> **What you will do**
Write every record out again exactly as given.

> **Task material**

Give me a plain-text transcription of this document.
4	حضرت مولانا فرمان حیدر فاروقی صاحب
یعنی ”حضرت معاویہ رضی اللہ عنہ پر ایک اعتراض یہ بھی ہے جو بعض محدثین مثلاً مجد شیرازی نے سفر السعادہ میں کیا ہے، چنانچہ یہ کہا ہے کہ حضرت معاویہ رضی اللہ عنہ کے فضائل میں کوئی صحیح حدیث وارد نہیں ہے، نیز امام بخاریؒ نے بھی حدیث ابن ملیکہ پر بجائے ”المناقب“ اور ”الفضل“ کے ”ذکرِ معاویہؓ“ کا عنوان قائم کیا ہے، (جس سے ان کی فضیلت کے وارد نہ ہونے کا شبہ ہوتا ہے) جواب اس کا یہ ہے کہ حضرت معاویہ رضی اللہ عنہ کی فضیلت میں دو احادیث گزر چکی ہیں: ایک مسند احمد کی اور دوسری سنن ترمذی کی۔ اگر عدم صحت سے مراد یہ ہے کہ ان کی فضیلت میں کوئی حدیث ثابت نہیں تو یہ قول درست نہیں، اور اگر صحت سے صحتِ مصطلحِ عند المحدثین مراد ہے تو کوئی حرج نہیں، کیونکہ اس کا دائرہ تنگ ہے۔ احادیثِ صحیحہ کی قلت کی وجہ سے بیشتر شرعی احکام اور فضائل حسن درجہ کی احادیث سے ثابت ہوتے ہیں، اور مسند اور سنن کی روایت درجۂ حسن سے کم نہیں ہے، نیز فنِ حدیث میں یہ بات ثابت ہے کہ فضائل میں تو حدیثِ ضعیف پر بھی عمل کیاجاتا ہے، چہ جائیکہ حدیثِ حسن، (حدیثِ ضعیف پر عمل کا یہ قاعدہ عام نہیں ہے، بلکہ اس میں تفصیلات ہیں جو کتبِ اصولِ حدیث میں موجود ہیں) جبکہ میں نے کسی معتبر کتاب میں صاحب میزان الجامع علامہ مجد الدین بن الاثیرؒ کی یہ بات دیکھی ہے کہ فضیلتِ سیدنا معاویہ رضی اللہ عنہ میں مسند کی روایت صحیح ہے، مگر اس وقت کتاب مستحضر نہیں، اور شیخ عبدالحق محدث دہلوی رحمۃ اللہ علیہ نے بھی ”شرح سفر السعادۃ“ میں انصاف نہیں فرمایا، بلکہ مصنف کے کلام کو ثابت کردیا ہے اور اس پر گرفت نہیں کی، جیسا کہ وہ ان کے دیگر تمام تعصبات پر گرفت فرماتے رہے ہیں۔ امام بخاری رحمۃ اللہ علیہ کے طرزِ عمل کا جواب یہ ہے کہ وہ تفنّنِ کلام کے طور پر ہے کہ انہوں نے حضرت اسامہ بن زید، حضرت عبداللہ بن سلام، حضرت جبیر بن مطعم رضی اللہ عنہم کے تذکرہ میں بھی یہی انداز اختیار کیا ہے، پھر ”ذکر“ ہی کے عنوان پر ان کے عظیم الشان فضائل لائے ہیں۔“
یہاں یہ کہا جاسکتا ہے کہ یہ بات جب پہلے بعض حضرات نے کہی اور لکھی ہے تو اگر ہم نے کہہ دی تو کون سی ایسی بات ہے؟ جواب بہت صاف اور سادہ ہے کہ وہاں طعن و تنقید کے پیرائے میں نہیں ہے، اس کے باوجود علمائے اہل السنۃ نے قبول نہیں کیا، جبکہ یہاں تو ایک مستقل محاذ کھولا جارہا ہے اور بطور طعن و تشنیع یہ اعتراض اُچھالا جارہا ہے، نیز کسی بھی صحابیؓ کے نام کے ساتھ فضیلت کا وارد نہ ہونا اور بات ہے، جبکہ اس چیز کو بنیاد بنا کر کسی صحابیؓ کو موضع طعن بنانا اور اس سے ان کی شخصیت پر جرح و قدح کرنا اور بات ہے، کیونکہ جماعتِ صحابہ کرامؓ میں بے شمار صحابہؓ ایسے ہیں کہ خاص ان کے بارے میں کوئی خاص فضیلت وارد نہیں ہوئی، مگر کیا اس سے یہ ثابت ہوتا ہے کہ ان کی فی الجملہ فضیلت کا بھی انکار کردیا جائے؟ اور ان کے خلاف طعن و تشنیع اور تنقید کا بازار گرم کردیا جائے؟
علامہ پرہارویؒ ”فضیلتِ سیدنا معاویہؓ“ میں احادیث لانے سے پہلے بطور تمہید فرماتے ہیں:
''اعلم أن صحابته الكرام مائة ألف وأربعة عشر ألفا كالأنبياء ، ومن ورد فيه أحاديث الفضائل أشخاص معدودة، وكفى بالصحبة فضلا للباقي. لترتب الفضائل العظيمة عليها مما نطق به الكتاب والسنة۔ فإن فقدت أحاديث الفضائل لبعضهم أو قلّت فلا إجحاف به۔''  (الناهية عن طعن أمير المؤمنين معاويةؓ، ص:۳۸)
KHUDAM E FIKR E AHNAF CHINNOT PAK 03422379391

> **Written response**
Give me a plain-text transcription of this document.
4	حضرت مولانا فرمان حیدر فاروقی صاحب
یعنی ”حضرت معاویہ رضی اللہ عنہ پر ایک اعتراض یہ بھی ہے جو بعض محدثین مثلاً مجد شیرازی نے سفر السعادہ میں کیا ہے، چنانچہ یہ کہا ہے کہ حضرت معاویہ رضی اللہ عنہ کے فضائل میں کوئی صحیح حدیث وارد نہیں ہے، نیز امام بخاریؒ نے بھی حدیث ابن ملیکہ پر بجائے ”المناقب“ اور ”الفضل“ کے ”ذکرِ معاویہؓ“ کا عنوان قائم کیا ہے، (جس سے ان کی فضیلت کے وارد نہ ہونے کا شبہ ہوتا ہے) جواب اس کا یہ ہے کہ حضرت معاویہ رضی اللہ عنہ کی فضیلت میں دو احادیث گزر چکی ہیں: ایک مسند احمد کی اور دوسری سنن ترمذی کی۔ اگر عدم صحت سے مراد یہ ہے کہ ان کی فضیلت میں کوئی حدیث ثابت نہیں تو یہ قول درست نہیں، اور اگر صحت سے صحتِ مصطلحِ عند المحدثین مراد ہے تو کوئی حرج نہیں، کیونکہ اس کا دائرہ تنگ ہے۔ احادیثِ صحیحہ کی قلت کی وجہ سے بیشتر شرعی احکام اور فضائل حسن درجہ کی احادیث سے ثابت ہوتے ہیں، اور مسند اور سنن کی روایت درجۂ حسن سے کم نہیں ہے، نیز فنِ حدیث میں یہ بات ثابت ہے کہ فضائل میں تو حدیثِ ضعیف پر بھی عمل کیاجاتا ہے، چہ جائیکہ حدیثِ حسن، (حدیثِ ضعیف پر عمل کا یہ قاعدہ عام نہیں ہے، بلکہ اس میں تفصیلات ہیں جو کتبِ اصولِ حدیث میں موجود ہیں) جبکہ میں نے کسی معتبر کتاب میں صاحب میزان الجامع علامہ مجد الدین بن الاثیرؒ کی یہ بات دیکھی ہے کہ فضیلتِ سیدنا معاویہ رضی اللہ عنہ میں مسند کی روایت صحیح ہے، مگر اس وقت کتاب مستحضر نہیں، اور شیخ عبدالحق محدث دہلوی رحمۃ اللہ علیہ نے بھی ”شرح سفر السعادۃ“ میں انصاف نہیں فرمایا، بلکہ مصنف کے کلام کو ثابت کردیا ہے اور اس پر گرفت نہیں کی، جیسا کہ وہ ان کے دیگر تمام تعصبات پر گرفت فرماتے رہے ہیں۔ امام بخاری رحمۃ اللہ علیہ کے طرزِ عمل کا جواب یہ ہے کہ وہ تفنّنِ کلام کے طور پر ہے کہ انہوں نے حضرت اسامہ بن زید، حضرت عبداللہ بن سلام، حضرت جبیر بن مطعم رضی اللہ عنہم کے تذکرہ میں بھی یہی انداز اختیار کیا ہے، پھر ”ذکر“ ہی کے عنوان پر ان کے عظیم الشان فضائل لائے ہیں۔“
یہاں یہ کہا جاسکتا ہے کہ یہ بات جب پہلے بعض حضرات نے کہی اور لکھی ہے تو اگر ہم نے کہہ دی تو کون سی ایسی بات ہے؟ جواب بہت صاف اور سادہ ہے کہ وہاں طعن و تنقید کے پیرائے میں نہیں ہے، اس کے باوجود علمائے اہل السنۃ نے قبول نہیں کیا، جبکہ یہاں تو ایک مستقل محاذ کھولا جارہا ہے اور بطور طعن و تشنیع یہ اعتراض اُچھالا جارہا ہے، نیز کسی بھی صحابیؓ کے نام کے ساتھ فضیلت کا وارد نہ ہونا اور بات ہے، جبکہ اس چیز کو بنیاد بنا کر کسی صحابیؓ کو موضع طعن بنانا اور اس سے ان کی شخصیت پر جرح و قدح کرنا اور بات ہے، کیونکہ جماعتِ صحابہ کرامؓ میں بے شمار صحابہؓ ایسے ہیں کہ خاص ان کے بارے میں کوئی خاص فضیلت وارد نہیں ہوئی، مگر کیا اس سے یہ ثابت ہوتا ہے کہ ان کی فی الجملہ فضیلت کا بھی انکار کردیا جائے؟ اور ان کے خلاف طعن و تشنیع اور تنقید کا بازار گرم کردیا جائے؟
علامہ پرہارویؒ ”فضیلتِ سیدنا معاویہؓ“ میں احادیث لانے سے پہلے بطور تمہید فرماتے ہیں:
''اعلم أن صحابته الكرام مائة ألف وأربعة عشر ألفا كالأنبياء ، ومن ورد فيه أحاديث الفضائل أشخاص معدودة، وكفى بالصحبة فضلا للباقي. لترتب الفضائل العظيمة عليها مما نطق به الكتاب والسنة۔ فإن فقدت أحاديث الفضائل لبعضهم أو قلّت فلا إجحاف به۔''  (الناهية عن طعن أمير المؤمنين معاويةؓ، ص:۳۸)
KHUDAM E FIKR E AHNAF CHINNOT PAK 03422379391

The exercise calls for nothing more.